* [Stated exercise]: Each entry below must be repeated word for word.

* [Dataset excerpts]:
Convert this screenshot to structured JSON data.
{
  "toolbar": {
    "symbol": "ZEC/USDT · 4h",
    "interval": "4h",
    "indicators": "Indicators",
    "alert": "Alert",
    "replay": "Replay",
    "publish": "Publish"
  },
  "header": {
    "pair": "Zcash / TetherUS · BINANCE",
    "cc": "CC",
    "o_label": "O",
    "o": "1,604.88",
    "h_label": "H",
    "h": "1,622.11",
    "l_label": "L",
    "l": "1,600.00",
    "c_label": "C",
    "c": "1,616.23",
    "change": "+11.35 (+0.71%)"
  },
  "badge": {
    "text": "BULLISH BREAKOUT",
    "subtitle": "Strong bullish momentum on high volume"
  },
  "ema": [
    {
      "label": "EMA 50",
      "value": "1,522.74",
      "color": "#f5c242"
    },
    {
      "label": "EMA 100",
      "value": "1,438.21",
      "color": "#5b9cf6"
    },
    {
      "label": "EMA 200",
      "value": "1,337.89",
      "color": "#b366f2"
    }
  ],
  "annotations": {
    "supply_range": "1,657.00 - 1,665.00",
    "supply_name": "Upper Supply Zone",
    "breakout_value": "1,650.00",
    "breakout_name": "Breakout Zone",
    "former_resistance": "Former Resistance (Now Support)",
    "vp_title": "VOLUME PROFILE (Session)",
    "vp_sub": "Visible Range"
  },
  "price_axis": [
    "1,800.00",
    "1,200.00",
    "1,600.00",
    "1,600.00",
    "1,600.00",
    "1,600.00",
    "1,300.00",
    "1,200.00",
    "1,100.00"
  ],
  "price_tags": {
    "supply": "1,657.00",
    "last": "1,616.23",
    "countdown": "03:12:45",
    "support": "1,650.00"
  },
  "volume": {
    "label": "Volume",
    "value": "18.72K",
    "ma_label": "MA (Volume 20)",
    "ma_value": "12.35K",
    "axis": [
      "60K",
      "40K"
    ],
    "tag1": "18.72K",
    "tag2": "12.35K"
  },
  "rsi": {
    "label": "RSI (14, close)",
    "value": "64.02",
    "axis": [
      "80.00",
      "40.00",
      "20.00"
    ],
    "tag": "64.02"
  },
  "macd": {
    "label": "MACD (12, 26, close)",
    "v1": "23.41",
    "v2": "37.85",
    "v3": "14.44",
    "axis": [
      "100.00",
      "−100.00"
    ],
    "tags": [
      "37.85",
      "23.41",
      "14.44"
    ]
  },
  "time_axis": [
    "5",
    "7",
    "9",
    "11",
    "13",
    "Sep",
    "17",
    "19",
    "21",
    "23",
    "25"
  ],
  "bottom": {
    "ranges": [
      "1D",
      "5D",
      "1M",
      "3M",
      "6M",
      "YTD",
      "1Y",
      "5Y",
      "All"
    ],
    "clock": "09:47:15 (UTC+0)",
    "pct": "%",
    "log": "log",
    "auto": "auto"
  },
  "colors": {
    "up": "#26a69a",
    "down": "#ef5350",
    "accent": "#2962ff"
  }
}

* [Exercise result]:
Convert this screenshot to structured JSON data.
{
  "toolbar": {
    "symbol": "ZEC/USDT · 4h",
    "interval": "4h",
    "indicators": "Indicators",
    "alert": "Alert",
    "replay": "Replay",
    "publish": "Publish"
  },
  "header": {
    "pair": "Zcash / TetherUS · BINANCE",
    "cc": "CC",
    "o_label": "O",
    "o": "1,604.88",
    "h_label": "H",
    "h": "1,622.11",
    "l_label": "L",
    "l": "1,600.00",
    "c_label": "C",
    "c": "1,616.23",
    "change": "+11.35 (+0.71%)"
  },
  "badge": {
    "text": "BULLISH BREAKOUT",
    "subtitle": "Strong bullish momentum on high volume"
  },
  "ema": [
    {
      "label": "EMA 50",
      "value": "1,522.74",
      "color": "#f5c242"
    },
    {
      "label": "EMA 100",
      "value": "1,438.21",
      "color": "#5b9cf6"
    },
    {
      "label": "EMA 200",
      "value": "1,337.89",
      "color": "#b366f2"
    }
  ],
  "annotations": {
    "supply_range": "1,657.00 - 1,665.00",
    "supply_name": "Upper Supply Zone",
    "breakout_value": "1,650.00",
    "breakout_name": "Breakout Zone",
    "former_resistance": "Former Resistance (Now Support)",
    "vp_title": "VOLUME PROFILE (Session)",
    "vp_sub": "Visible Range"
  },
  "price_axis": [
    "1,800.00",
    "1,200.00",
    "1,600.00",
    "1,600.00",
    "1,600.00",
    "1,600.00",
    "1,300.00",
    "1,200.00",
    "1,100.00"
  ],
  "price_tags": {
    "supply": "1,657.00",
    "last": "1,616.23",
    "countdown": "03:12:45",
    "support": "1,650.00"
  },
  "volume": {
    "label": "Volume",
    "value": "18.72K",
    "ma_label": "MA (Volume 20)",
    "ma_value": "12.35K",
    "axis": [
      "60K",
      "40K"
    ],
    "tag1": "18.72K",
    "tag2": "12.35K"
  },
  "rsi": {
    "label": "RSI (14, close)",
    "value": "64.02",
    "axis": [
      "80.00",
      "40.00",
      "20.00"
    ],
    "tag": "64.02"
  },
  "macd": {
    "label": "MACD (12, 26, close)",
    "v1": "23.41",
    "v2": "37.85",
    "v3": "14.44",
    "axis": [
      "100.00",
      "−100.00"
    ],
    "tags": [
      "37.85",
      "23.41",
      "14.44"
    ]
  },
  "time_axis": [
    "5",
    "7",
    "9",
    "11",
    "13",
    "Sep",
    "17",
    "19",
    "21",
    "23",
    "25"
  ],
  "bottom": {
    "ranges": [
      "1D",
      "5D",
      "1M",
      "3M",
      "6M",
      "YTD",
      "1Y",
      "5Y",
      "All"
    ],
    "clock": "09:47:15 (UTC+0)",
    "pct": "%",
    "log": "log",
    "auto": "auto"
  },
  "colors": {
    "up": "#26a69a",
    "down": "#ef5350",
    "accent": "#2962ff"
  }
}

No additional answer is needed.